>> START ENTRIES SUPPLIED

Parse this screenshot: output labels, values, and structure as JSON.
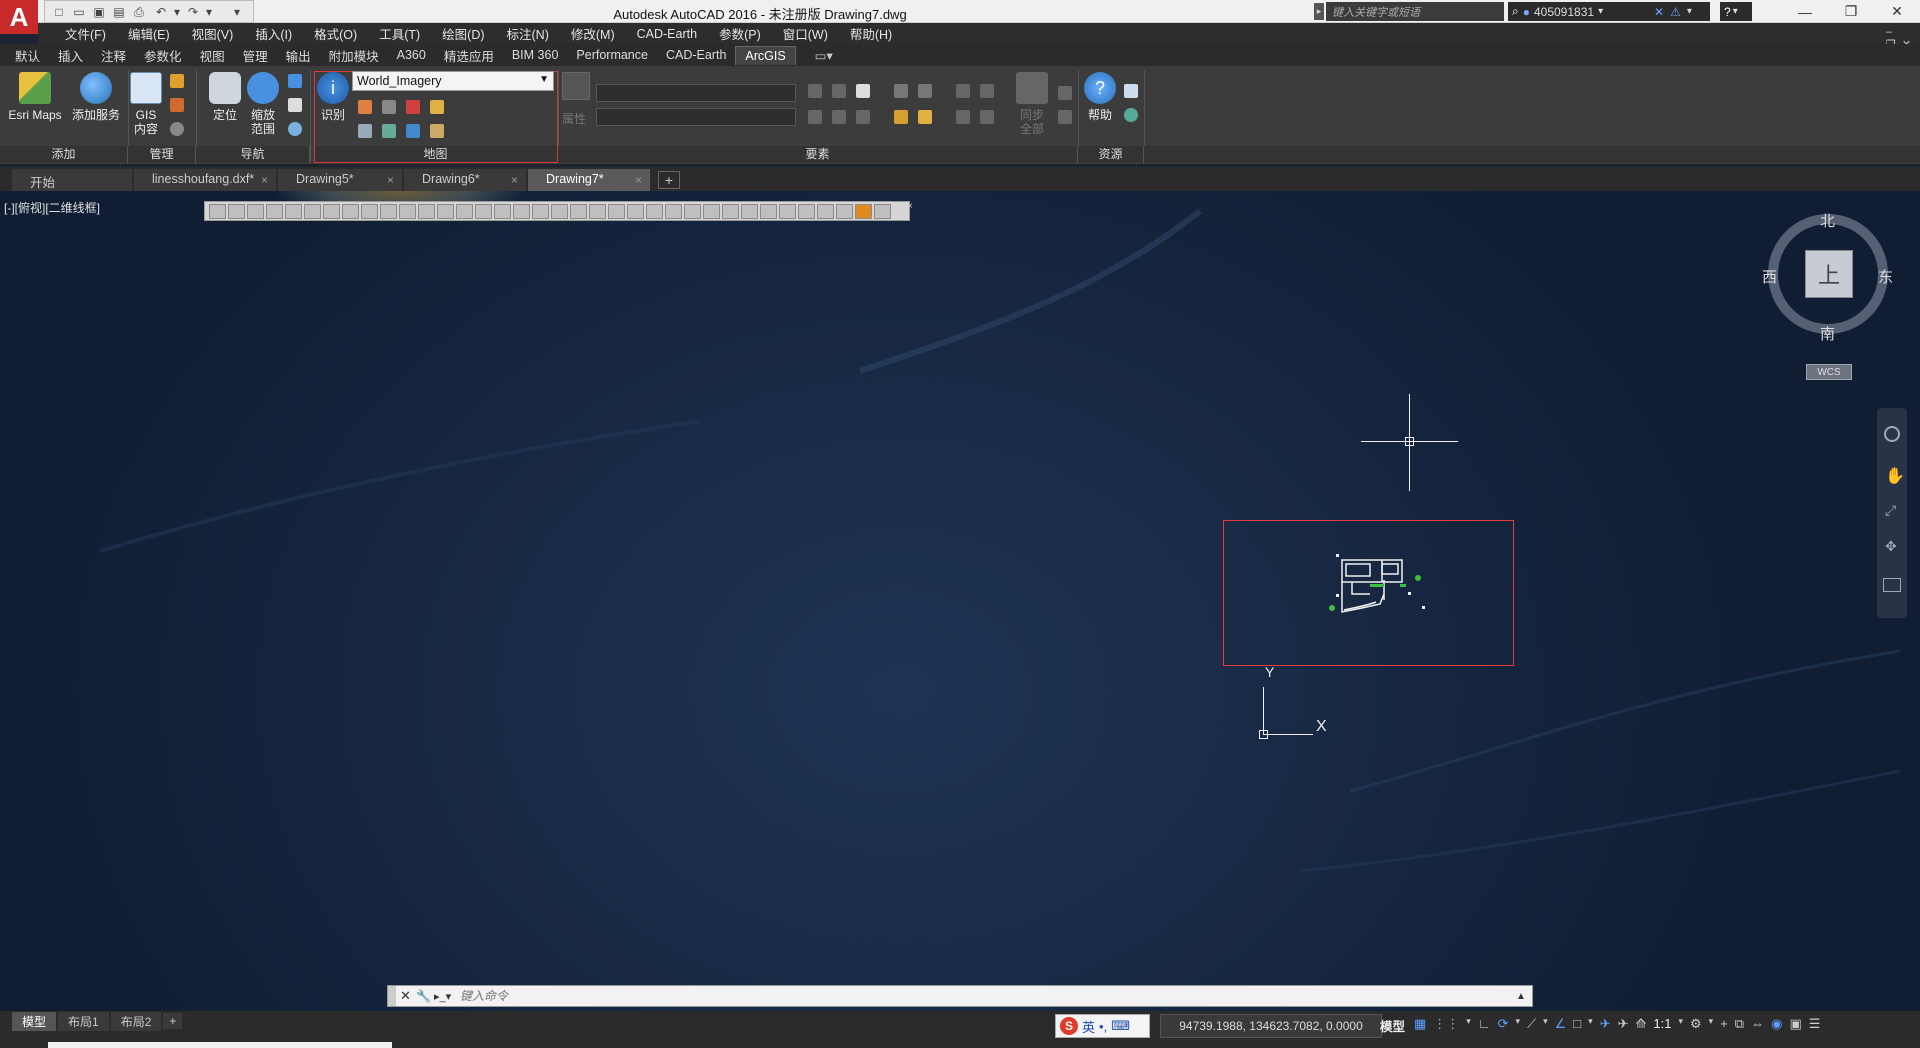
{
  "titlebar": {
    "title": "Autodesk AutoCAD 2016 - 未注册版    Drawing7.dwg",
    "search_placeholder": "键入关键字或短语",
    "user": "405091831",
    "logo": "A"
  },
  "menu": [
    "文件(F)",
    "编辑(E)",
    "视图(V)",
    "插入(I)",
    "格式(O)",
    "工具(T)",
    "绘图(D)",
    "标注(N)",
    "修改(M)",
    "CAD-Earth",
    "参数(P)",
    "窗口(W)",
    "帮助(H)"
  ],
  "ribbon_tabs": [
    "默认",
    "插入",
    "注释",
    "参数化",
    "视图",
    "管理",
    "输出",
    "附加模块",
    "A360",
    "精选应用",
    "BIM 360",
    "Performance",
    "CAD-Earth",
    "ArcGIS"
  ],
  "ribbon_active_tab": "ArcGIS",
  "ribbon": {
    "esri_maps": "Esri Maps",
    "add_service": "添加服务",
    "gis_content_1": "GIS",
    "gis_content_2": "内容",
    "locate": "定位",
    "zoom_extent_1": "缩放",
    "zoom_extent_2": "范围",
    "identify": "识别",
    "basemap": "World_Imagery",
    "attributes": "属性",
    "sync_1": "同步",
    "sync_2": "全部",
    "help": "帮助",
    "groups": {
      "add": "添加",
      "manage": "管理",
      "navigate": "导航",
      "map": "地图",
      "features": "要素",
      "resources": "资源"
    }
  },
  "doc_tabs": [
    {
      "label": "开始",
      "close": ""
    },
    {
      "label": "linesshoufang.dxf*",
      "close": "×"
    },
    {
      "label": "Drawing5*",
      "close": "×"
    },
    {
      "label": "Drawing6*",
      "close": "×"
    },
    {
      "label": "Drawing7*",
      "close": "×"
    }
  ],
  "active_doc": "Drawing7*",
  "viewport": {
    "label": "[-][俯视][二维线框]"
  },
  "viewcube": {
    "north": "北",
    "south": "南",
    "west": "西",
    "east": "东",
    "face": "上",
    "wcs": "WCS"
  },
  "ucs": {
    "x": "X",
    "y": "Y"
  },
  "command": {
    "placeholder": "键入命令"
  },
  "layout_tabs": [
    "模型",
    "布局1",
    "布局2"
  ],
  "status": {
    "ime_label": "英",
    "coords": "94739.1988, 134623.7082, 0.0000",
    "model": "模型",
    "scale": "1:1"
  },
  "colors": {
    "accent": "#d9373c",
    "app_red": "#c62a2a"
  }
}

>> END ENTRIES SUPPLIED

[BRIEF]
Excluding the pictures, restate the records above word for word.

[ANSWER TO THIS EXERCISE]
Parse this screenshot: output labels, values, and structure as JSON.
{
  "titlebar": {
    "title": "Autodesk AutoCAD 2016 - 未注册版    Drawing7.dwg",
    "search_placeholder": "键入关键字或短语",
    "user": "405091831",
    "logo": "A"
  },
  "menu": [
    "文件(F)",
    "编辑(E)",
    "视图(V)",
    "插入(I)",
    "格式(O)",
    "工具(T)",
    "绘图(D)",
    "标注(N)",
    "修改(M)",
    "CAD-Earth",
    "参数(P)",
    "窗口(W)",
    "帮助(H)"
  ],
  "ribbon_tabs": [
    "默认",
    "插入",
    "注释",
    "参数化",
    "视图",
    "管理",
    "输出",
    "附加模块",
    "A360",
    "精选应用",
    "BIM 360",
    "Performance",
    "CAD-Earth",
    "ArcGIS"
  ],
  "ribbon_active_tab": "ArcGIS",
  "ribbon": {
    "esri_maps": "Esri Maps",
    "add_service": "添加服务",
    "gis_content_1": "GIS",
    "gis_content_2": "内容",
    "locate": "定位",
    "zoom_extent_1": "缩放",
    "zoom_extent_2": "范围",
    "identify": "识别",
    "basemap": "World_Imagery",
    "attributes": "属性",
    "sync_1": "同步",
    "sync_2": "全部",
    "help": "帮助",
    "groups": {
      "add": "添加",
      "manage": "管理",
      "navigate": "导航",
      "map": "地图",
      "features": "要素",
      "resources": "资源"
    }
  },
  "doc_tabs": [
    {
      "label": "开始",
      "close": ""
    },
    {
      "label": "linesshoufang.dxf*",
      "close": "×"
    },
    {
      "label": "Drawing5*",
      "close": "×"
    },
    {
      "label": "Drawing6*",
      "close": "×"
    },
    {
      "label": "Drawing7*",
      "close": "×"
    }
  ],
  "active_doc": "Drawing7*",
  "viewport": {
    "label": "[-][俯视][二维线框]"
  },
  "viewcube": {
    "north": "北",
    "south": "南",
    "west": "西",
    "east": "东",
    "face": "上",
    "wcs": "WCS"
  },
  "ucs": {
    "x": "X",
    "y": "Y"
  },
  "command": {
    "placeholder": "键入命令"
  },
  "layout_tabs": [
    "模型",
    "布局1",
    "布局2"
  ],
  "status": {
    "ime_label": "英",
    "coords": "94739.1988, 134623.7082, 0.0000",
    "model": "模型",
    "scale": "1:1"
  },
  "colors": {
    "accent": "#d9373c",
    "app_red": "#c62a2a"
  }
}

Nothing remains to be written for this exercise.